__Aim of the exercise__:
Set down all of the data that follows word for word, without the images.

** Start of Dataset entries **

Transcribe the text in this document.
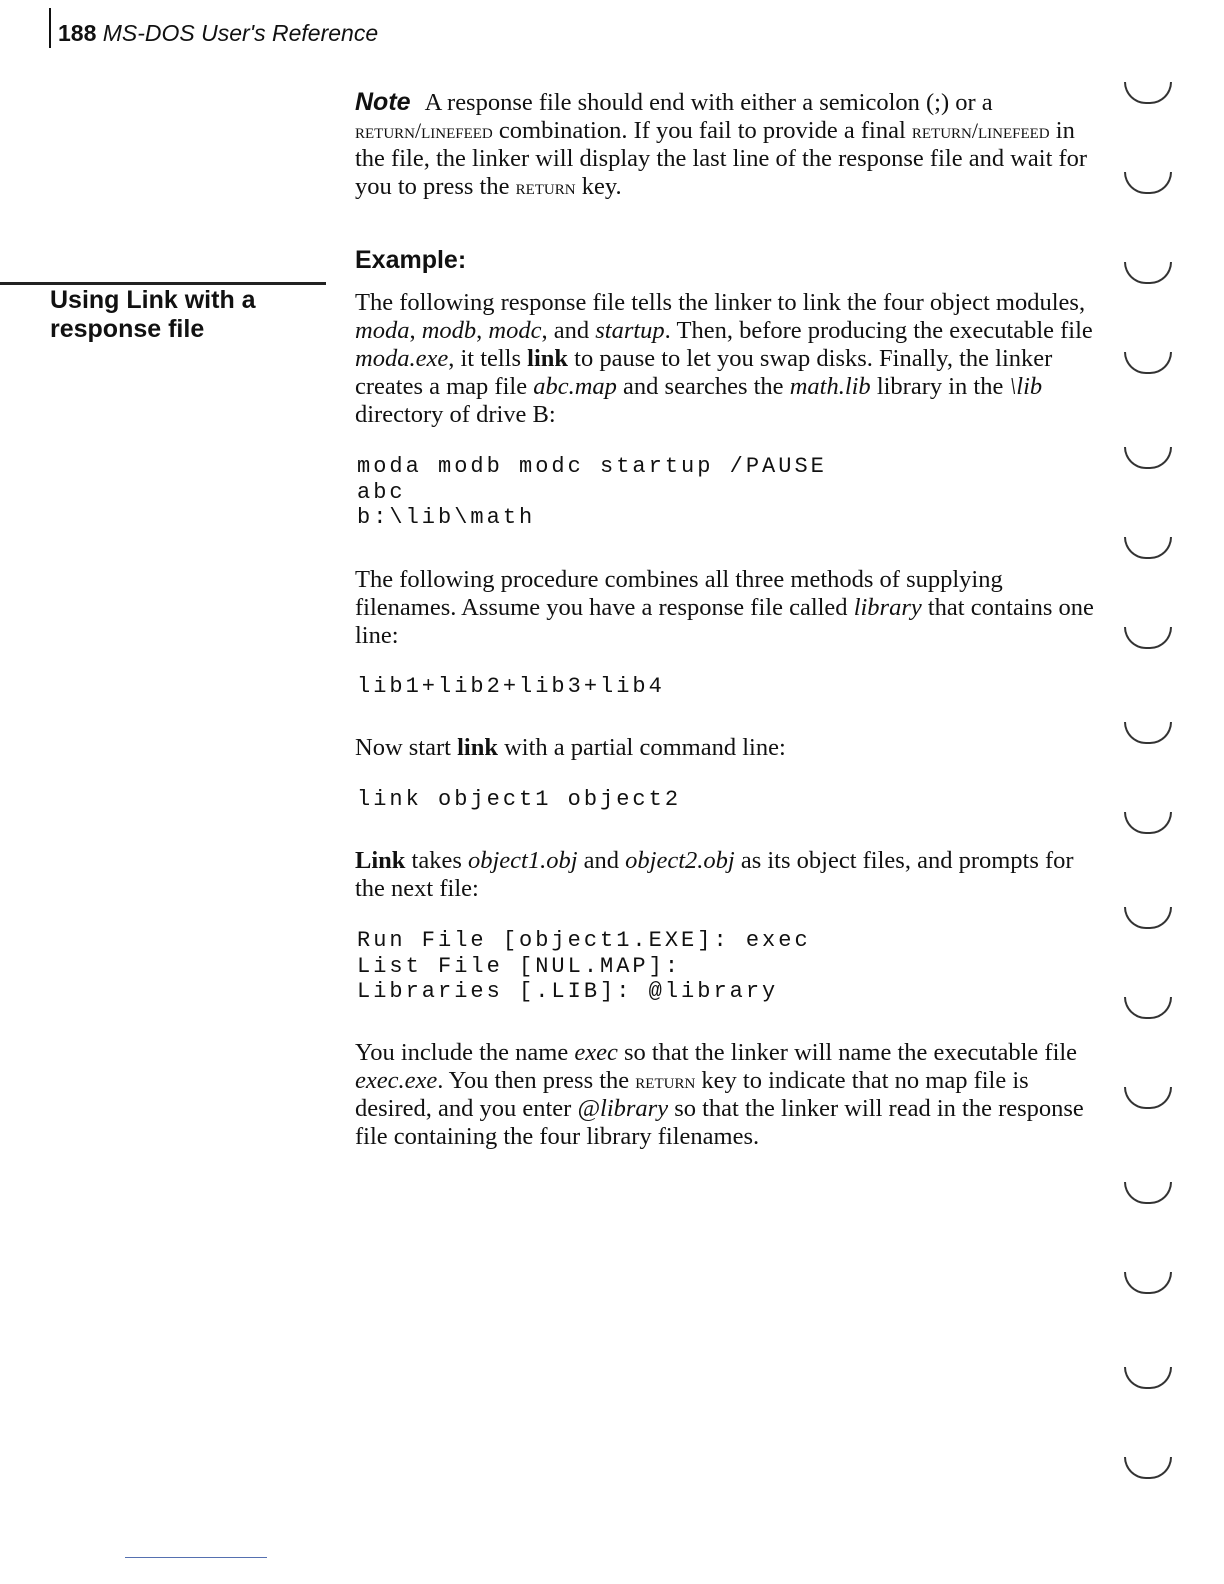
188 MS-DOS User's Reference
Using Link with a response file
Note A response file should end with either a semicolon (;) or a return/linefeed combination. If you fail to provide a final return/linefeed in the file, the linker will display the last line of the response file and wait for you to press the return key.
Example:
The following response file tells the linker to link the four object modules, moda, modb, modc, and startup. Then, before producing the executable file moda.exe, it tells link to pause to let you swap disks. Finally, the linker creates a map file abc.map and searches the math.lib library in the \lib directory of drive B:
moda modb modc startup /PAUSE
abc
b:\lib\math
The following procedure combines all three methods of supplying filenames. Assume you have a response file called library that contains one line:
lib1+lib2+lib3+lib4
Now start link with a partial command line:
link object1 object2
Link takes object1.obj and object2.obj as its object files, and prompts for the next file:
Run File [object1.EXE]: exec
List File [NUL.MAP]:
Libraries [.LIB]: @library
You include the name exec so that the linker will name the executable file exec.exe. You then press the return key to indicate that no map file is desired, and you enter @library so that the linker will read in the response file containing the four library filenames.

** End of Dataset entries **

__Response__:
Transcribe the text in this document.
188 MS-DOS User's Reference
Using Link with a response file
Note A response file should end with either a semicolon (;) or a return/linefeed combination. If you fail to provide a final return/linefeed in the file, the linker will display the last line of the response file and wait for you to press the return key.
Example:
The following response file tells the linker to link the four object modules, moda, modb, modc, and startup. Then, before producing the executable file moda.exe, it tells link to pause to let you swap disks. Finally, the linker creates a map file abc.map and searches the math.lib library in the \lib directory of drive B:
moda modb modc startup /PAUSE
abc
b:\lib\math
The following procedure combines all three methods of supplying filenames. Assume you have a response file called library that contains one line:
lib1+lib2+lib3+lib4
Now start link with a partial command line:
link object1 object2
Link takes object1.obj and object2.obj as its object files, and prompts for the next file:
Run File [object1.EXE]: exec
List File [NUL.MAP]:
Libraries [.LIB]: @library
You include the name exec so that the linker will name the executable file exec.exe. You then press the return key to indicate that no map file is desired, and you enter @library so that the linker will read in the response file containing the four library filenames.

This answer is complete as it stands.